The task → Locate the word "دارد" in the entries below, then gather every line that holds it.

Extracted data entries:
+ + + +

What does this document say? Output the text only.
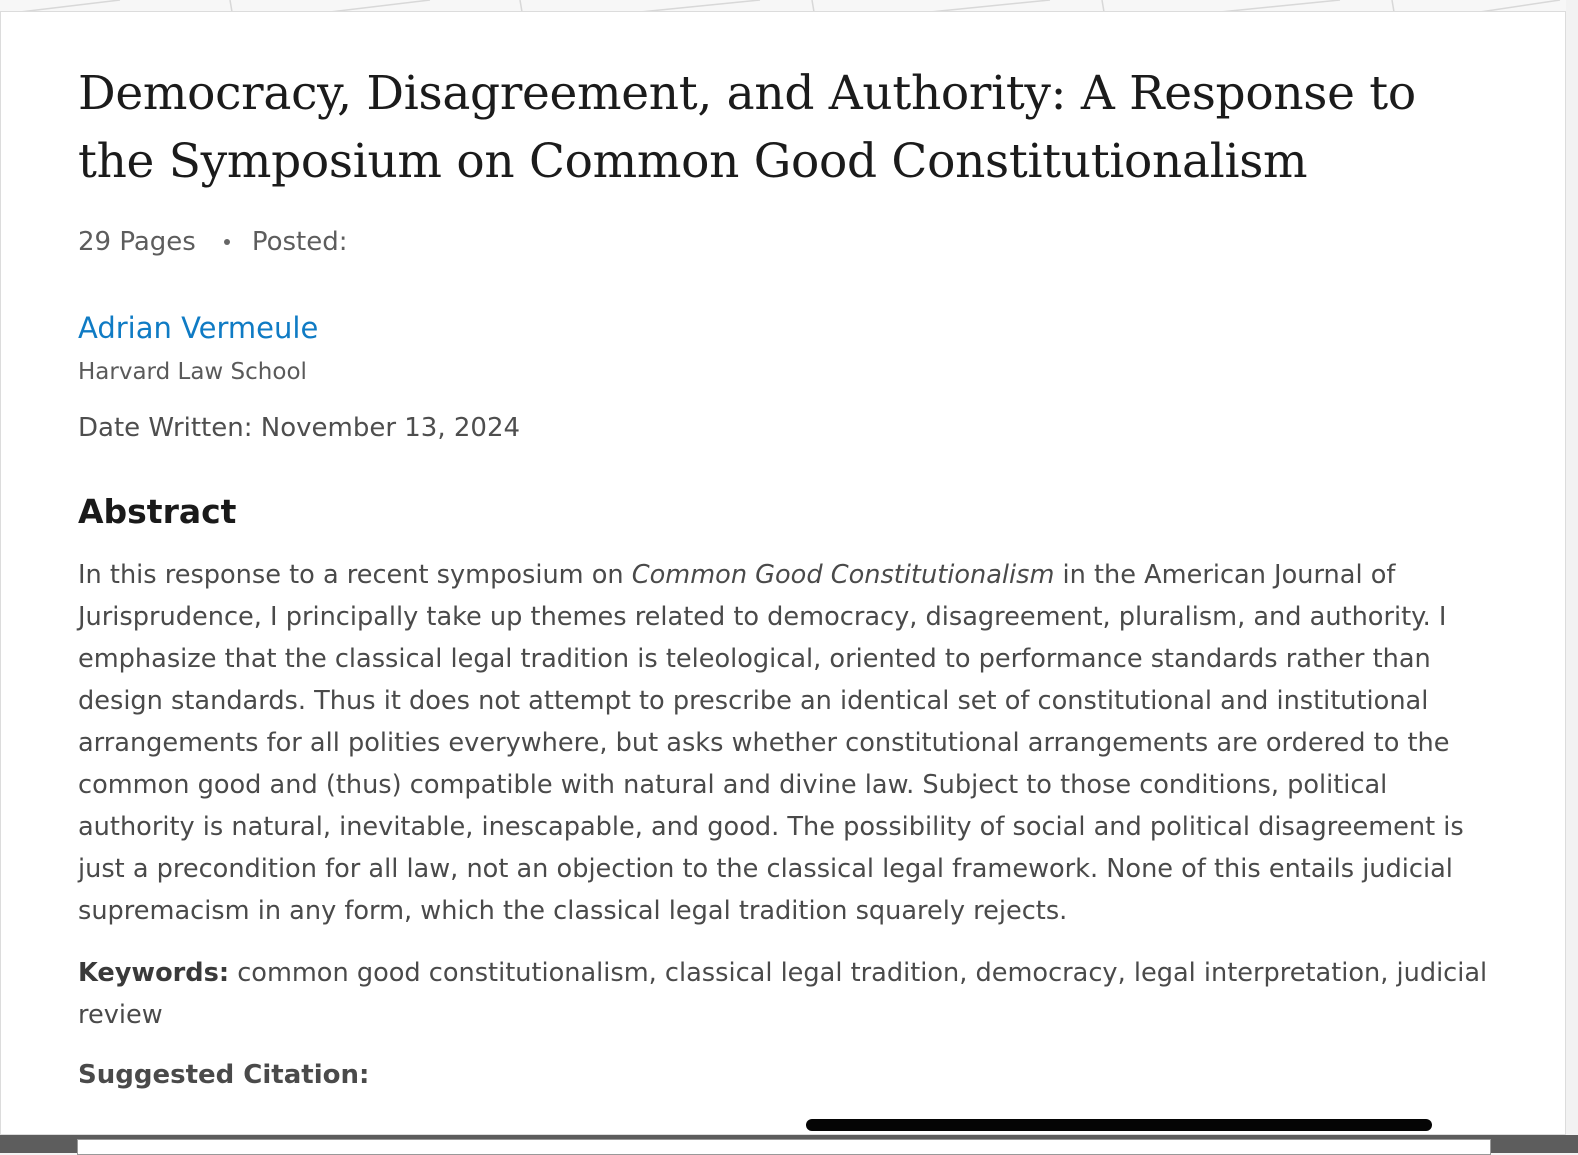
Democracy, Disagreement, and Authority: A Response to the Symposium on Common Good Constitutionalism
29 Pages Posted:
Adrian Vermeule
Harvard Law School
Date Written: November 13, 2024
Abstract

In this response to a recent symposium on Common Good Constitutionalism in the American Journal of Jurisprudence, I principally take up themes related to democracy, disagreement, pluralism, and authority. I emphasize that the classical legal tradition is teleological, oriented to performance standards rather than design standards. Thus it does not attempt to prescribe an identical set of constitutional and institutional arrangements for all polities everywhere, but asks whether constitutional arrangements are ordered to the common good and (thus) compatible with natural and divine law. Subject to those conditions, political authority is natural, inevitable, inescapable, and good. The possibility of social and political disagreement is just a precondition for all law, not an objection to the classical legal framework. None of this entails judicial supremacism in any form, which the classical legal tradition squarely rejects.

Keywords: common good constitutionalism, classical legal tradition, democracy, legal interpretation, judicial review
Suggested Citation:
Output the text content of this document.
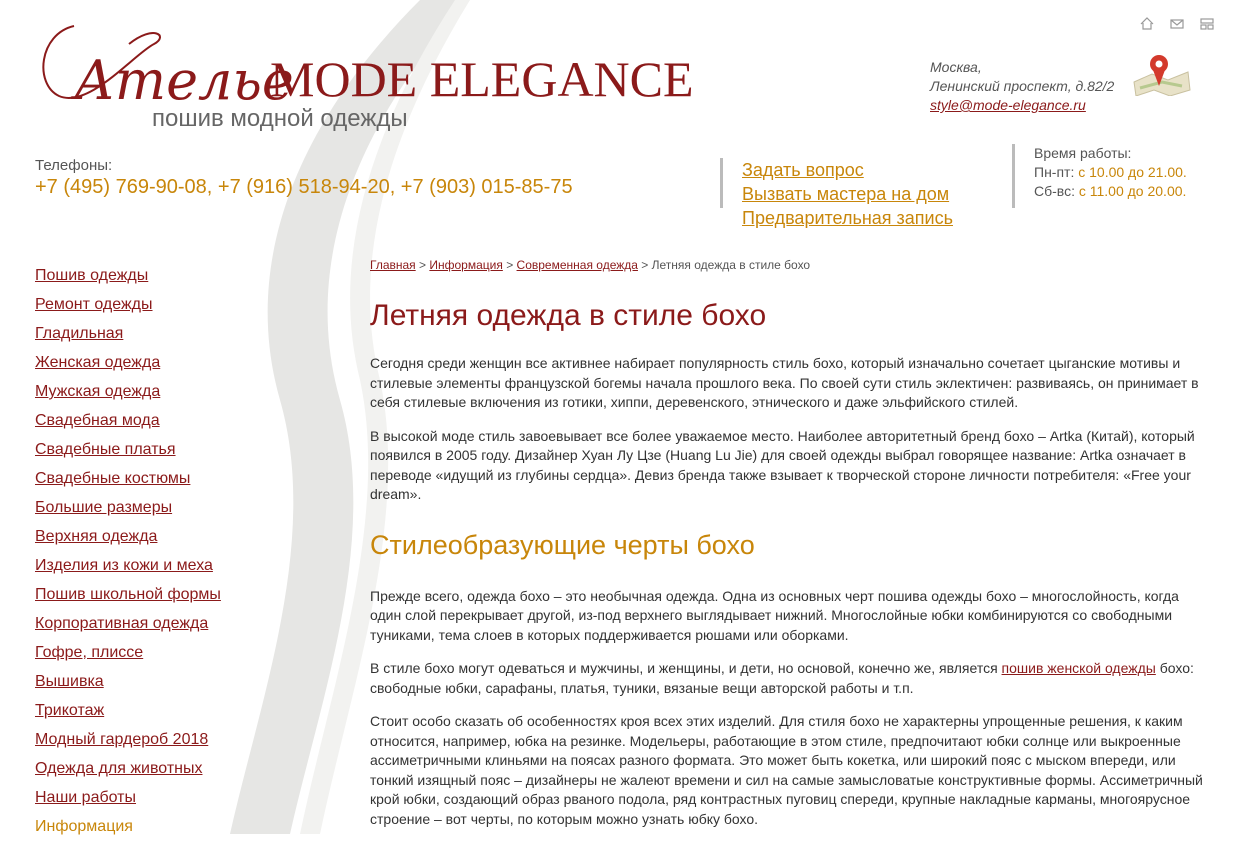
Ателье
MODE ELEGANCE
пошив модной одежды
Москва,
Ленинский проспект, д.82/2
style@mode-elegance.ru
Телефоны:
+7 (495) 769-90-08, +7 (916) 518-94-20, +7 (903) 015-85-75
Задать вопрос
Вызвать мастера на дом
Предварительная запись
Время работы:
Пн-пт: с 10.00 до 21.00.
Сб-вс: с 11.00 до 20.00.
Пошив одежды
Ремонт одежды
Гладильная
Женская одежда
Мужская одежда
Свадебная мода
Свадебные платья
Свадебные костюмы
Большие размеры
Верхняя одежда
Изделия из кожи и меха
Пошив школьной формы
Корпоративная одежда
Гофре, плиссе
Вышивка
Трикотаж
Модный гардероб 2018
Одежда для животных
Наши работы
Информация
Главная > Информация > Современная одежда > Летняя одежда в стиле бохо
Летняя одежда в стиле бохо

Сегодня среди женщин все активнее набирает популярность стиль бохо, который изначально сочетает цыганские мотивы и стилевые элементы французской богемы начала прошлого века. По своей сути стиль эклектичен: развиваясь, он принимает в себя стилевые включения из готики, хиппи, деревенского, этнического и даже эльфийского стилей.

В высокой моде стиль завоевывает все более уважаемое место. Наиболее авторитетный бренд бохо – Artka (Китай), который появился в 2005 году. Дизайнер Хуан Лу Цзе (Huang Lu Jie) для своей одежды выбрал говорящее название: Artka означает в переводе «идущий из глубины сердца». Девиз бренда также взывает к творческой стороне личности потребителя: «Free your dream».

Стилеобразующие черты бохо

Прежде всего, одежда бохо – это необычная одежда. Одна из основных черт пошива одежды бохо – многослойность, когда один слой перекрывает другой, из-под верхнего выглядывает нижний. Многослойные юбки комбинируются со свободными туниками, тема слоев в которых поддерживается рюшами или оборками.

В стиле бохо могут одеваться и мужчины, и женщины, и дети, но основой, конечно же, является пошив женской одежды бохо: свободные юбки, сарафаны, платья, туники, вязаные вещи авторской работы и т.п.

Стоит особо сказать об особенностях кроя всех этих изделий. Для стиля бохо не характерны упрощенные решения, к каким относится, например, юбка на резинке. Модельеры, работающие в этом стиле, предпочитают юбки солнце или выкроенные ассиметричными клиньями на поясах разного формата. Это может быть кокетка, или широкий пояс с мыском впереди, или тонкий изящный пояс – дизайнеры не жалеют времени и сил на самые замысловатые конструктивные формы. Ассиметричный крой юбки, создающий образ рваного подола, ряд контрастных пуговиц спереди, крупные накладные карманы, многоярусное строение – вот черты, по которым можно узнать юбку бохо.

+ + + +

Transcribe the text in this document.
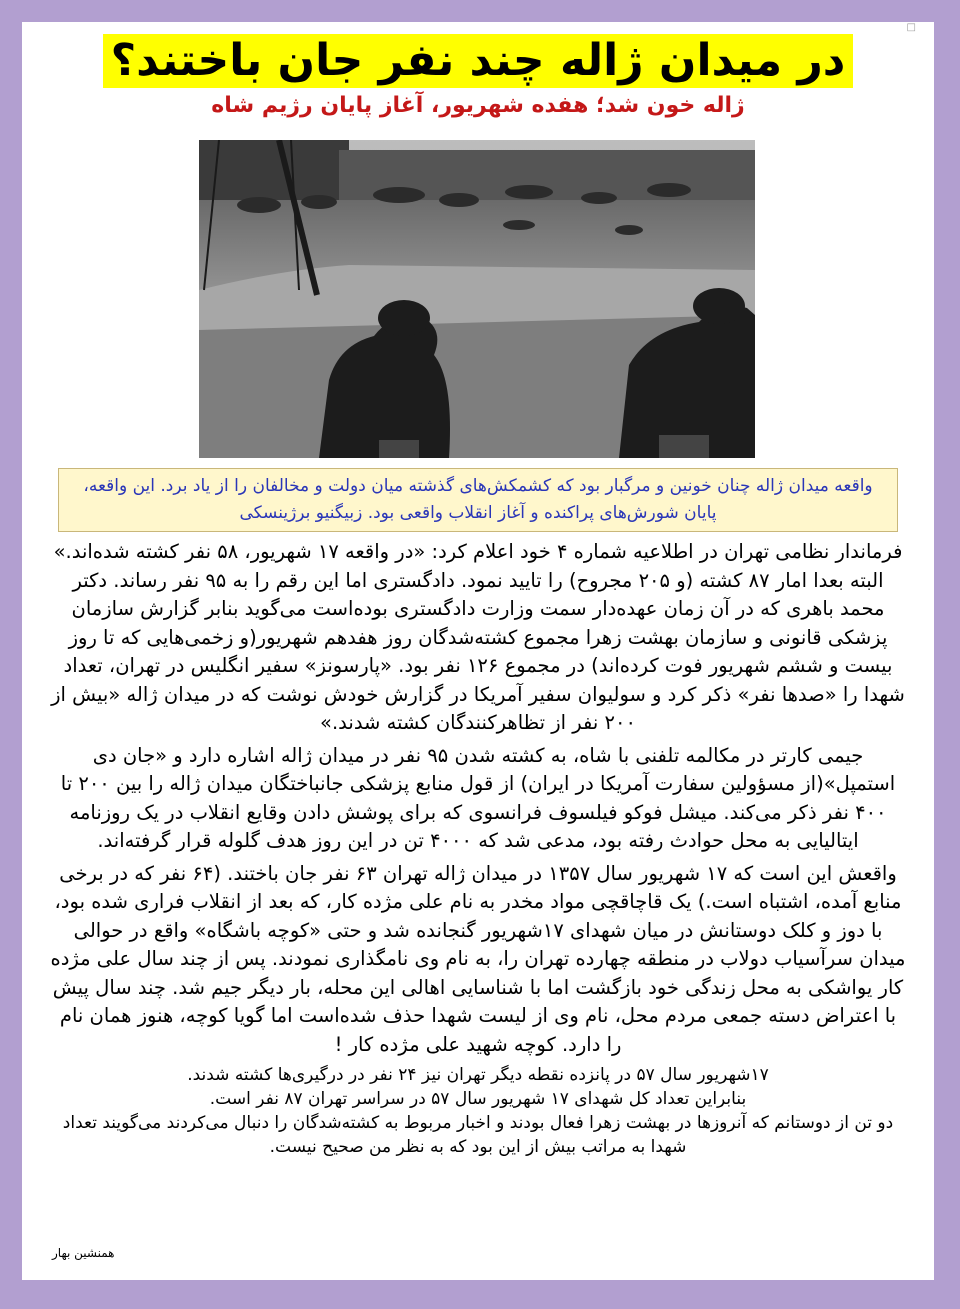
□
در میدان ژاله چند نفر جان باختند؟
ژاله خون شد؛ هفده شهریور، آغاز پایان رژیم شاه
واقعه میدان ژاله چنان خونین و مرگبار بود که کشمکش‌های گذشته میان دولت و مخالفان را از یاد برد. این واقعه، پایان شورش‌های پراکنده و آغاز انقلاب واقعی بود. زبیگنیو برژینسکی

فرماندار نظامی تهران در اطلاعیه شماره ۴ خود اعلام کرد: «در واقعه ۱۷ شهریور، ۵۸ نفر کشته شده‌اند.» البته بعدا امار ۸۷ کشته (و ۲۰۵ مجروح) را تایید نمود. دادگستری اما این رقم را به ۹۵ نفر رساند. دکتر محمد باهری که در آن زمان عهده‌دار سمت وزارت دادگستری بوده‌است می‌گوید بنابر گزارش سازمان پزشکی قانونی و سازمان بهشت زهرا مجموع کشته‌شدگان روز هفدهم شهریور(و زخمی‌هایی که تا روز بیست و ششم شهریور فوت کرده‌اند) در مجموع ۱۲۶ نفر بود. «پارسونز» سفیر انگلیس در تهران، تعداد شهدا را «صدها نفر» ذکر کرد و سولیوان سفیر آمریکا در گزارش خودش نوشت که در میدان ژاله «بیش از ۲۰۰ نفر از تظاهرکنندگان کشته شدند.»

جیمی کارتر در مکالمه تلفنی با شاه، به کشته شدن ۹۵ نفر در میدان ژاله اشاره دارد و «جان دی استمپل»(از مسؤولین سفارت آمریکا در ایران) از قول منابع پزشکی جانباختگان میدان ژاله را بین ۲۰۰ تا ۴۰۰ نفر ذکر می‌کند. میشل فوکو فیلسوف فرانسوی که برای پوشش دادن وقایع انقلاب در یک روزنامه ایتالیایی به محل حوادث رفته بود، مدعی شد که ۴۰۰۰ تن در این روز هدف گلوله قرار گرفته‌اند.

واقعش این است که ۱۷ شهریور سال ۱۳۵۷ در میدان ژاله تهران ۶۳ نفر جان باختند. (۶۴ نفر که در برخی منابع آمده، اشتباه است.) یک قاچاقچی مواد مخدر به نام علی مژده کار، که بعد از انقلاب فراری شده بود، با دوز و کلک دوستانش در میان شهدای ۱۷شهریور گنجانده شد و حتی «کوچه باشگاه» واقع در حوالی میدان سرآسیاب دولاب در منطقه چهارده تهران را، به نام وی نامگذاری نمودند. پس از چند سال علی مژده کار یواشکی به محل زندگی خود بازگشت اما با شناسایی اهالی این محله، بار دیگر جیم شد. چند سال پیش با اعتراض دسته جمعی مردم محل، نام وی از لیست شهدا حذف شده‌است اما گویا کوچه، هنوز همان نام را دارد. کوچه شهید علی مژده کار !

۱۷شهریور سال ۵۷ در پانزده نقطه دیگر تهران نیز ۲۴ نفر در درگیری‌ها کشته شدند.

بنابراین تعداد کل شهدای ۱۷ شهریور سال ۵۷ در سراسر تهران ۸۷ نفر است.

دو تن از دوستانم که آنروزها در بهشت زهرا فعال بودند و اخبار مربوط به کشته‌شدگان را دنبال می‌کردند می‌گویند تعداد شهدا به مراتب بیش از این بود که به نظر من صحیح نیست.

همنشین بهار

+ + + +

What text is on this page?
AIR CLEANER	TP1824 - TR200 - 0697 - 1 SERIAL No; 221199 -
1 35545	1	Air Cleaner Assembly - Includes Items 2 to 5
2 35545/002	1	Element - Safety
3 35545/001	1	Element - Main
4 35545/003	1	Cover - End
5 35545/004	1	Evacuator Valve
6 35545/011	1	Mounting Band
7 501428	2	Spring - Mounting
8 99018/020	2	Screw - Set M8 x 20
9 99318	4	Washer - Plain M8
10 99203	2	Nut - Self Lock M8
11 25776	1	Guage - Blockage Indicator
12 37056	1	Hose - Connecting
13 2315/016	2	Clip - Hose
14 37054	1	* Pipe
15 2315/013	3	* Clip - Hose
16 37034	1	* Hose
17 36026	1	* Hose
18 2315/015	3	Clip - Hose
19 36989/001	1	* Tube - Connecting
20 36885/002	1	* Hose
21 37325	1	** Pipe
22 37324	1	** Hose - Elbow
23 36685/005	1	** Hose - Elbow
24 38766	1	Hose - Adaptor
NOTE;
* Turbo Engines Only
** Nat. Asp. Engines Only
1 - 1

+ + + +

Complete answer →
جیمی کارتر در مکالمه تلفنی با شاه، به کشته شدن ۹۵ نفر در میدان ژاله اشاره دارد و «جان دی استمپل»(از مسؤولین سفارت آمریکا در ایران) از قول منابع پزشکی جانباختگان میدان ژاله را بین ۲۰۰ تا ۴۰۰ نفر ذکر می‌کند. میشل فوکو فیلسوف فرانسوی که برای پوشش دادن وقایع انقلاب در یک روزنامه ایتالیایی به محل حوادث رفته بود، مدعی شد که ۴۰۰۰ تن در این روز هدف گلوله قرار گرفته‌اند.
واقعش این است که ۱۷ شهریور سال ۱۳۵۷ در میدان ژاله تهران ۶۳ نفر جان باختند. (۶۴ نفر که در برخی منابع آمده، اشتباه است.) یک قاچاقچی مواد مخدر به نام علی مژده کار، که بعد از انقلاب فراری شده بود، با دوز و کلک دوستانش در میان شهدای ۱۷شهریور گنجانده شد و حتی «کوچه باشگاه» واقع در حوالی میدان سرآسیاب دولاب در منطقه چهارده تهران را، به نام وی نامگذاری نمودند. پس از چند سال علی مژده کار یواشکی به محل زندگی خود بازگشت اما با شناسایی اهالی این محله، بار دیگر جیم شد. چند سال پیش با اعتراض دسته جمعی مردم محل، نام وی از لیست شهدا حذف شده‌است اما گویا کوچه، هنوز همان نام را دارد. کوچه شهید علی مژده کار !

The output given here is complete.